Stated problem: Collect each line holding the string "إدارة".

Records for this task:

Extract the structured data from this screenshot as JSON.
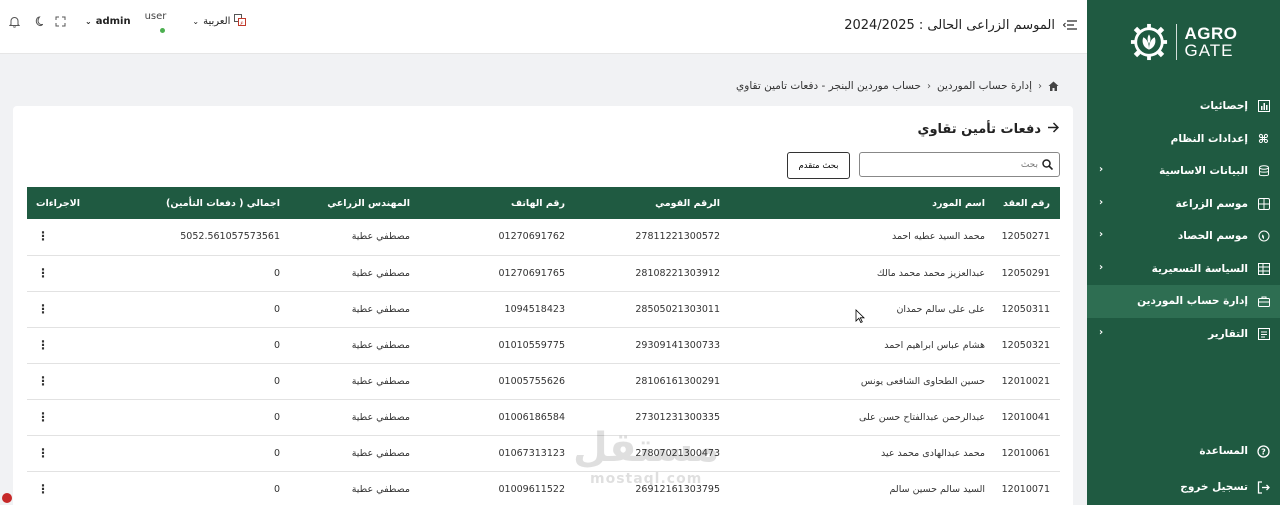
{
  "brand": {
    "line1": "AGRO",
    "line2": "GATE"
  },
  "sidebar": {
    "items": [
      {
        "label": "إحصائيات",
        "icon": "bar-chart-icon",
        "has_children": false,
        "active": false
      },
      {
        "label": "إعدادات النظام",
        "icon": "command-icon",
        "has_children": false,
        "active": false
      },
      {
        "label": "البيانات الاساسية",
        "icon": "database-icon",
        "has_children": true,
        "active": false
      },
      {
        "label": "موسم الزراعة",
        "icon": "calculator-icon",
        "has_children": true,
        "active": false
      },
      {
        "label": "موسم الحصاد",
        "icon": "plant-icon",
        "has_children": true,
        "active": false
      },
      {
        "label": "السياسة التسعيرية",
        "icon": "table-icon",
        "has_children": true,
        "active": false
      },
      {
        "label": "إدارة حساب الموردين",
        "icon": "bag-icon",
        "has_children": false,
        "active": true
      },
      {
        "label": "التقارير",
        "icon": "report-icon",
        "has_children": true,
        "active": false
      }
    ],
    "help_label": "المساعدة",
    "logout_label": "تسجيل خروج"
  },
  "header": {
    "season_label": "الموسم الزراعى الحالى : 2024/2025",
    "language": "العربية",
    "user_role": "user",
    "user_name": "admin"
  },
  "breadcrumb": {
    "items": [
      "إدارة حساب الموردين",
      "حساب موردين البنجر - دفعات تامين تقاوي"
    ]
  },
  "page": {
    "title": "دفعات تأمين تقاوي",
    "search_placeholder": "بحث",
    "advanced_search_label": "بحث متقدم"
  },
  "table": {
    "columns": [
      "رقم العقد",
      "اسم المورد",
      "الرقم القومي",
      "رقم الهاتف",
      "المهندس الزراعي",
      "اجمالي ( دفعات التأمين)",
      "الاجراءات"
    ],
    "rows": [
      [
        "12050271",
        "محمد السيد عطيه احمد",
        "27811221300572",
        "01270691762",
        "مصطفي عطية",
        "5052.561057573561"
      ],
      [
        "12050291",
        "عبدالعزيز محمد محمد مالك",
        "28108221303912",
        "01270691765",
        "مصطفي عطية",
        "0"
      ],
      [
        "12050311",
        "على على سالم حمدان",
        "28505021303011",
        "1094518423",
        "مصطفي عطية",
        "0"
      ],
      [
        "12050321",
        "هشام عباس ابراهيم احمد",
        "29309141300733",
        "01010559775",
        "مصطفي عطية",
        "0"
      ],
      [
        "12010021",
        "حسين الطحاوى الشافعى يونس",
        "28106161300291",
        "01005755626",
        "مصطفي عطية",
        "0"
      ],
      [
        "12010041",
        "عبدالرحمن عبدالفتاح حسن على",
        "27301231300335",
        "01006186584",
        "مصطفي عطية",
        "0"
      ],
      [
        "12010061",
        "محمد عبدالهادى محمد عيد",
        "27807021300473",
        "01067313123",
        "مصطفي عطية",
        "0"
      ],
      [
        "12010071",
        "السيد سالم حسين سالم",
        "26912161303795",
        "01009611522",
        "مصطفي عطية",
        "0"
      ]
    ]
  },
  "watermark": {
    "line1": "مستقل",
    "line2": "mostaql.com"
  },
  "colors": {
    "primary": "#1f5a41",
    "active": "#2e6e52",
    "online": "#4caf50"
  }
}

Full output:
        "label": "إدارة حساب الموردين",
      "إدارة حساب الموردين",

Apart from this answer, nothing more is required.